#### Written task
Give the count of lines in the data that include "translate", with no other words.
=== Records for processing ===
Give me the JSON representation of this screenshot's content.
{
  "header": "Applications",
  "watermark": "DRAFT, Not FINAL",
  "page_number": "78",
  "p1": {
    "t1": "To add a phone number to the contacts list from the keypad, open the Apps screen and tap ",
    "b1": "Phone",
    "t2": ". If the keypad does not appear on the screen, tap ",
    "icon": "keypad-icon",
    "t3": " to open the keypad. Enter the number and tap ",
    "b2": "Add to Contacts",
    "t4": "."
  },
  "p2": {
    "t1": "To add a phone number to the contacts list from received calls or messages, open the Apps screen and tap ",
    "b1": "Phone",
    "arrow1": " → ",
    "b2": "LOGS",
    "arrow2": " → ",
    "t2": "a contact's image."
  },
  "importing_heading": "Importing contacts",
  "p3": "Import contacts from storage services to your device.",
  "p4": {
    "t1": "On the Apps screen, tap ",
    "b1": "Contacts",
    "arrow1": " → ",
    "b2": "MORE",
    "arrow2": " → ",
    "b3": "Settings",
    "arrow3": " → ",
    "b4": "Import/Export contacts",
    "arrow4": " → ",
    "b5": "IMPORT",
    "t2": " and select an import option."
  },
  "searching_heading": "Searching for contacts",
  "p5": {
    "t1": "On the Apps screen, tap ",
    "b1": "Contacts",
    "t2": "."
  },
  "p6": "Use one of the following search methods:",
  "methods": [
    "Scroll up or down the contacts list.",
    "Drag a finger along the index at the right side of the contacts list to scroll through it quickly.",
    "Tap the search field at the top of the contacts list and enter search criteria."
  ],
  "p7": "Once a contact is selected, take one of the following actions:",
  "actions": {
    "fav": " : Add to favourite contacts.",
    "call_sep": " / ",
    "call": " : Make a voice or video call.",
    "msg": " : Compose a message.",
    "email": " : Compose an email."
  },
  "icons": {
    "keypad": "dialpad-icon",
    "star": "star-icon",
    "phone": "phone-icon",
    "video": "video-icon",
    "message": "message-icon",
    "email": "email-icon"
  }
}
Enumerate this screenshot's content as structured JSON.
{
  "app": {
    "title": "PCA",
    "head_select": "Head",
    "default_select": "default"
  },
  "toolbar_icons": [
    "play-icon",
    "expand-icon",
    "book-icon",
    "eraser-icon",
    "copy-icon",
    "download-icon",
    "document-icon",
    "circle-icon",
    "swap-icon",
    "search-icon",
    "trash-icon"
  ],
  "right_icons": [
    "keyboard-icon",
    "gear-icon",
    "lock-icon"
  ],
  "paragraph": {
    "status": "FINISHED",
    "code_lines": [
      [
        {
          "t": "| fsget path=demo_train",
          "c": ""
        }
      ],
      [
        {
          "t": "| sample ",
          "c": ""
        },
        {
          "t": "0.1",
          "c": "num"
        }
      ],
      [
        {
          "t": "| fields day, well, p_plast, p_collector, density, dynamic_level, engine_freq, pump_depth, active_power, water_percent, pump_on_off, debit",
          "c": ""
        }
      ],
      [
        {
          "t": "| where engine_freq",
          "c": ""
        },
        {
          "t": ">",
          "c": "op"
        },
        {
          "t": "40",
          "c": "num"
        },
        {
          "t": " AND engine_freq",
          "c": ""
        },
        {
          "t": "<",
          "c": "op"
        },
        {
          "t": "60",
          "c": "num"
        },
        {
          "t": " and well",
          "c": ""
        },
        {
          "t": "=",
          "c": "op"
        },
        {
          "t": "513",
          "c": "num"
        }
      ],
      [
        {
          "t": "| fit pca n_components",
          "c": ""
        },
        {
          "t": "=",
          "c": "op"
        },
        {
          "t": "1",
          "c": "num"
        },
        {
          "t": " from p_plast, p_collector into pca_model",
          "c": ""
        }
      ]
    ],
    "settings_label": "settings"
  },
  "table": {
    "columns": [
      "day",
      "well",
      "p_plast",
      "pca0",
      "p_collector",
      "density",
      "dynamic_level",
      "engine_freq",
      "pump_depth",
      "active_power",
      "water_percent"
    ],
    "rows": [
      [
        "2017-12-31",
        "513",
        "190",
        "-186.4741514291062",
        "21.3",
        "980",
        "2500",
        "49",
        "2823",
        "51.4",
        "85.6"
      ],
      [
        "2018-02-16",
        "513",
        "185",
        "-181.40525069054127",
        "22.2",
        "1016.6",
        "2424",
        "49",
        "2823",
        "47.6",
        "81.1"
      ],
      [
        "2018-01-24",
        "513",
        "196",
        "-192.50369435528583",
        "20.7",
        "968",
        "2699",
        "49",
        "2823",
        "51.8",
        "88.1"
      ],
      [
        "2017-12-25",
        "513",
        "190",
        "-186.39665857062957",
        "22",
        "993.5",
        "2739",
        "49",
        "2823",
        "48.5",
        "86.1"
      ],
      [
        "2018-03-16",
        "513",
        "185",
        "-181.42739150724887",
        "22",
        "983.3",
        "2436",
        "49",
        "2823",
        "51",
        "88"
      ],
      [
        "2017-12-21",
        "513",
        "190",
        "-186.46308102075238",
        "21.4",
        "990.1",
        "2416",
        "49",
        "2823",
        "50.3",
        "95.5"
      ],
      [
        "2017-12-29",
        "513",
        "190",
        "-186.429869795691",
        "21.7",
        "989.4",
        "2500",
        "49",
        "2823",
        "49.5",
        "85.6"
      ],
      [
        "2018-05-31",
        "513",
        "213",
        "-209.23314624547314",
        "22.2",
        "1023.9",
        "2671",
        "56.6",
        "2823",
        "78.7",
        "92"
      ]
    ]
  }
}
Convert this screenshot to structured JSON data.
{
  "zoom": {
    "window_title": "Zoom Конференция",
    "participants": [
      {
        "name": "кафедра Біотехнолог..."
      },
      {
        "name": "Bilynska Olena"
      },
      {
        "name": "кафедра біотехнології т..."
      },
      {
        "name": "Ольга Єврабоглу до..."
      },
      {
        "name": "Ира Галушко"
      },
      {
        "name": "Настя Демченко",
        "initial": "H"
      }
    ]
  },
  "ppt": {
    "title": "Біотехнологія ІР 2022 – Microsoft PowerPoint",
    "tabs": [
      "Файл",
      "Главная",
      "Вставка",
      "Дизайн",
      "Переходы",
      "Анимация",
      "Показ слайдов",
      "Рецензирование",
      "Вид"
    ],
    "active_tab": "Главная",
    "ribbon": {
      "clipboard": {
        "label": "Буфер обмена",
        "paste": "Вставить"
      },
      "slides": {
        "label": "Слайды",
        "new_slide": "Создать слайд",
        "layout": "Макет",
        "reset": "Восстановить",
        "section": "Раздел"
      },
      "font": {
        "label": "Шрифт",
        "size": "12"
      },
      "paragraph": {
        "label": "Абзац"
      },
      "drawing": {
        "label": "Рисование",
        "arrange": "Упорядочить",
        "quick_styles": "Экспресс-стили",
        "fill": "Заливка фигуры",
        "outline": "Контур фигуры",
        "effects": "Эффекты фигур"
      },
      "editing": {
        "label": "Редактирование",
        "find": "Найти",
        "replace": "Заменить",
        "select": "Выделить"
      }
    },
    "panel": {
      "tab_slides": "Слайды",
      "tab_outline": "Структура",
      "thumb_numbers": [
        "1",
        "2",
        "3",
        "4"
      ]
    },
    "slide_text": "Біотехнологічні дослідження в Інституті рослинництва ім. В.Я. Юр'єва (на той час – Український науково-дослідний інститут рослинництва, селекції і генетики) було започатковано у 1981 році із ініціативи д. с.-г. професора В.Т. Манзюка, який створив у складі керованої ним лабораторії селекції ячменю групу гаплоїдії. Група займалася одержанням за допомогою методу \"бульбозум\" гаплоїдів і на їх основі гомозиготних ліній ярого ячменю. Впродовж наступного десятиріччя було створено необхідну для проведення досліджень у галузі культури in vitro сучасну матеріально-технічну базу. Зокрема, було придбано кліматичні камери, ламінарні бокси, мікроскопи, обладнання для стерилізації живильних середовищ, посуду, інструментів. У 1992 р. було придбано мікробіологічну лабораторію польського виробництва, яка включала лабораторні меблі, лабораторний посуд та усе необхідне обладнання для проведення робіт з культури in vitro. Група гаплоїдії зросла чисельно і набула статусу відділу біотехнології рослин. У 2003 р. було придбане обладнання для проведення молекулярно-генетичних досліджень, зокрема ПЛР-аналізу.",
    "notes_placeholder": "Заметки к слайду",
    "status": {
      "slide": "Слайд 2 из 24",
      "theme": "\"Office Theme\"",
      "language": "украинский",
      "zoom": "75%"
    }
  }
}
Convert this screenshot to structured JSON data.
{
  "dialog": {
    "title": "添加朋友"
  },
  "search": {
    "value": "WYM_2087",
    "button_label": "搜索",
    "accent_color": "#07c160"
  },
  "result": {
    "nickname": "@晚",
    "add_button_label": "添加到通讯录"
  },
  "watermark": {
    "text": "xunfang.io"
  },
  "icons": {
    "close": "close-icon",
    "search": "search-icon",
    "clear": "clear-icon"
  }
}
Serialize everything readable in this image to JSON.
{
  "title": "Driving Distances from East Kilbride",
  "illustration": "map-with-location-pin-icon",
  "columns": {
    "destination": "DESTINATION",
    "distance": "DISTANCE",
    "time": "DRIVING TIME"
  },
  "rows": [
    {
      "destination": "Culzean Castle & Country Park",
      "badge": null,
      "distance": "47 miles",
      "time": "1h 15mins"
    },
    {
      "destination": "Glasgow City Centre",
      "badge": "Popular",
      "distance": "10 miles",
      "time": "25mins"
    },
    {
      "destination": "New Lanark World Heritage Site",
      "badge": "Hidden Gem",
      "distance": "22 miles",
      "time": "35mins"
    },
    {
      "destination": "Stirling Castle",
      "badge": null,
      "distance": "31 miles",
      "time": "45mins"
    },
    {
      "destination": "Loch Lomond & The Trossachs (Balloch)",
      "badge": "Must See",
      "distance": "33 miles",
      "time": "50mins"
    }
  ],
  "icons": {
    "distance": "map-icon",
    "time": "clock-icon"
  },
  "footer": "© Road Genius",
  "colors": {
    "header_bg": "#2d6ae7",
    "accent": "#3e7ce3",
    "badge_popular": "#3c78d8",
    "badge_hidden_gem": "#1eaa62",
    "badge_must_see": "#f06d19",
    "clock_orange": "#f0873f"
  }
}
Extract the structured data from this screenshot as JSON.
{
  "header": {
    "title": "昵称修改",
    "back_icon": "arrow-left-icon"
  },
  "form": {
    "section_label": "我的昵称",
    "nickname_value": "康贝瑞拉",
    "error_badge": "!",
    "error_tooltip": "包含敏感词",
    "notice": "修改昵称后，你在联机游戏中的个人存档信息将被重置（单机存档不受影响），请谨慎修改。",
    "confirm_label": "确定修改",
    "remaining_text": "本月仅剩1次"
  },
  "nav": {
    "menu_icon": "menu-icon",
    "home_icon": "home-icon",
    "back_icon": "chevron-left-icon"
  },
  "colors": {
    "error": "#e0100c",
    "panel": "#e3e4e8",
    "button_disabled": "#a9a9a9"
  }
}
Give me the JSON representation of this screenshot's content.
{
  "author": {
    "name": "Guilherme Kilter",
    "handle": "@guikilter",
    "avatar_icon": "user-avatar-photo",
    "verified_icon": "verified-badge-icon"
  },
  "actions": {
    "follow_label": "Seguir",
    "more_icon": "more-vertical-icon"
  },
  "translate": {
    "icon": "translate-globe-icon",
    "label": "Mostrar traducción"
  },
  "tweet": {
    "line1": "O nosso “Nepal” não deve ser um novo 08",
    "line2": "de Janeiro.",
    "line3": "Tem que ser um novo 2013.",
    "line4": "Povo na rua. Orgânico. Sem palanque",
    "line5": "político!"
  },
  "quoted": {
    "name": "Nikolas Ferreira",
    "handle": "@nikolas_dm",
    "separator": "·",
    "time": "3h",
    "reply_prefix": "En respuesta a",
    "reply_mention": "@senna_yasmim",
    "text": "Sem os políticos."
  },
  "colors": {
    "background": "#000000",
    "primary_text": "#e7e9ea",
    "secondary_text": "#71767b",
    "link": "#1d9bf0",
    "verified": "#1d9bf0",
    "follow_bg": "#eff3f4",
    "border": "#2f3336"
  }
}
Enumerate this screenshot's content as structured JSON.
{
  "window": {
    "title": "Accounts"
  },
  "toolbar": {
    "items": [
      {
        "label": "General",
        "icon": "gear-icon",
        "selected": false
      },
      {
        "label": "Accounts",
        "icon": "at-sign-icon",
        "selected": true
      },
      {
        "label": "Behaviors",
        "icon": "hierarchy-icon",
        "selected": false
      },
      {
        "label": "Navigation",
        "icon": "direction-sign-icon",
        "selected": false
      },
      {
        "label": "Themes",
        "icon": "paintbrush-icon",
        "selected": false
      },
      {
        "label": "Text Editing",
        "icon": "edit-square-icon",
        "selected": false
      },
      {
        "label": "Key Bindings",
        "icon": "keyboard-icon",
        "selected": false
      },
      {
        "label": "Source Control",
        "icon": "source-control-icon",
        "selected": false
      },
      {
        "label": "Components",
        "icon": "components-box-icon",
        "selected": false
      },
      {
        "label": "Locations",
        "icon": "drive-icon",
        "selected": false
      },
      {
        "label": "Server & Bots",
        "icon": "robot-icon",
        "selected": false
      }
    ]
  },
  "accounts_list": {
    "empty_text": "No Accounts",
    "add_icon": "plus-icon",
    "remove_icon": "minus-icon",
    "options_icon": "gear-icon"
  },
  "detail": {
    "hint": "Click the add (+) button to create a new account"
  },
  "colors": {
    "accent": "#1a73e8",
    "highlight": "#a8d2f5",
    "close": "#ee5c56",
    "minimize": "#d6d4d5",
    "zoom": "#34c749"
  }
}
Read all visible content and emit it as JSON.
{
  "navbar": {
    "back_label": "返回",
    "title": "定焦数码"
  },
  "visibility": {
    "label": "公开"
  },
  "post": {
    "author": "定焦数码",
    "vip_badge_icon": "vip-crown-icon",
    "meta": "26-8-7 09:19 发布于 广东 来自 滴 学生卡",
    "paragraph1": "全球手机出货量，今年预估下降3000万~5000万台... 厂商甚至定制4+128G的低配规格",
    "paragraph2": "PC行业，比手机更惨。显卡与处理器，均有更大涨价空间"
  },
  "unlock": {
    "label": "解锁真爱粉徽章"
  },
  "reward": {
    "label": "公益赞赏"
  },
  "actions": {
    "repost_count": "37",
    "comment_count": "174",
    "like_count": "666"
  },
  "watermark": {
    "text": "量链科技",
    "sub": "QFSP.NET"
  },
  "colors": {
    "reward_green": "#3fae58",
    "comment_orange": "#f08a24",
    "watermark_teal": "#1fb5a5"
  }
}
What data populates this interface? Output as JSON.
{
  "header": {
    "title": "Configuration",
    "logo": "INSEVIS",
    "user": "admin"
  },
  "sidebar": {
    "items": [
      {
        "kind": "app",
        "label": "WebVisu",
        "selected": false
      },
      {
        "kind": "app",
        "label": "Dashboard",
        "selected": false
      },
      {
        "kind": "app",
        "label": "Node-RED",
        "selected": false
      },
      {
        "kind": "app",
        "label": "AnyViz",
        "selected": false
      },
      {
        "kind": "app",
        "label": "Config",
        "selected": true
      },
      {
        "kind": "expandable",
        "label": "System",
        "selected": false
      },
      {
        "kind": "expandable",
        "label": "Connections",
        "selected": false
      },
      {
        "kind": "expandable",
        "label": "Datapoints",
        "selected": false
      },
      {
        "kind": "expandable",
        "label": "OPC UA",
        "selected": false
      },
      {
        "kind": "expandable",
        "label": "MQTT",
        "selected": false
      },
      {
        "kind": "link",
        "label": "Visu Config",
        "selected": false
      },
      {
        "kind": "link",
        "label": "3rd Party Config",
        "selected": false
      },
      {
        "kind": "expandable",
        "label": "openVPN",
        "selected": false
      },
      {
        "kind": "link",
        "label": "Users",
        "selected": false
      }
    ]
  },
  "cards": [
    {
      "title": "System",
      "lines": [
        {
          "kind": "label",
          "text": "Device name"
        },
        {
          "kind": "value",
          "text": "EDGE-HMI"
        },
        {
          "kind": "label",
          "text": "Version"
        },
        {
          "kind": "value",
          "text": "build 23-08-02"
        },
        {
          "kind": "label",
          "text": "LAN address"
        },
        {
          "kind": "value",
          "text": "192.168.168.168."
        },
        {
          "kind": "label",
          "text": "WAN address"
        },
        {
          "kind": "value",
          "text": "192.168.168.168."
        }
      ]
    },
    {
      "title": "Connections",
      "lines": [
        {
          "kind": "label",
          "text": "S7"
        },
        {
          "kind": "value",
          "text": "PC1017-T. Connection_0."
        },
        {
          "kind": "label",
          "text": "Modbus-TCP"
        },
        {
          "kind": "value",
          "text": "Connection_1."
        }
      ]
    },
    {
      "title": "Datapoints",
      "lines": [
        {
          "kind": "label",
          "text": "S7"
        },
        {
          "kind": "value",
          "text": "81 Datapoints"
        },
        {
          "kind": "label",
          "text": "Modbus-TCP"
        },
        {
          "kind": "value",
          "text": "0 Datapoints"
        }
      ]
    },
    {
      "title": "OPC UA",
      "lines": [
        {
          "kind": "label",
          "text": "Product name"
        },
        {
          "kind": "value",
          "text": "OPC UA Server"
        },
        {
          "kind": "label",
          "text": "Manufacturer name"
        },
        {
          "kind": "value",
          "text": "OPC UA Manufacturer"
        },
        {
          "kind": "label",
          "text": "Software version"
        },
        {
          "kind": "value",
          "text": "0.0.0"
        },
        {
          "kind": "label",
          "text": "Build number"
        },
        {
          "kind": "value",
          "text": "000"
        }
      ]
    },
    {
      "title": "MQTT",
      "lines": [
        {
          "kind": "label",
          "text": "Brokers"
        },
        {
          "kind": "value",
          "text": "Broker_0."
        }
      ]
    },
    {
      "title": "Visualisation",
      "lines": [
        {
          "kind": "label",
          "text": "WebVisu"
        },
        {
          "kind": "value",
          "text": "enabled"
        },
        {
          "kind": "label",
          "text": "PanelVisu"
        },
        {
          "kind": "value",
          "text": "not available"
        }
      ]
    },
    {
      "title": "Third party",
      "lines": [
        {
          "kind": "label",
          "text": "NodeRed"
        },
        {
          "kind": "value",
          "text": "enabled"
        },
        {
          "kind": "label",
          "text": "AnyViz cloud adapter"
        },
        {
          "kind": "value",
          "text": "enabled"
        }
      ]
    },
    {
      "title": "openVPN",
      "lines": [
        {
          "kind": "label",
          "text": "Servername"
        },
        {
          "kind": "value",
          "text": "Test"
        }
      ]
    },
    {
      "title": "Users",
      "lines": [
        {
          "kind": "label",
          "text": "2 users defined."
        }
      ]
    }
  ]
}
===
#### Task answer
2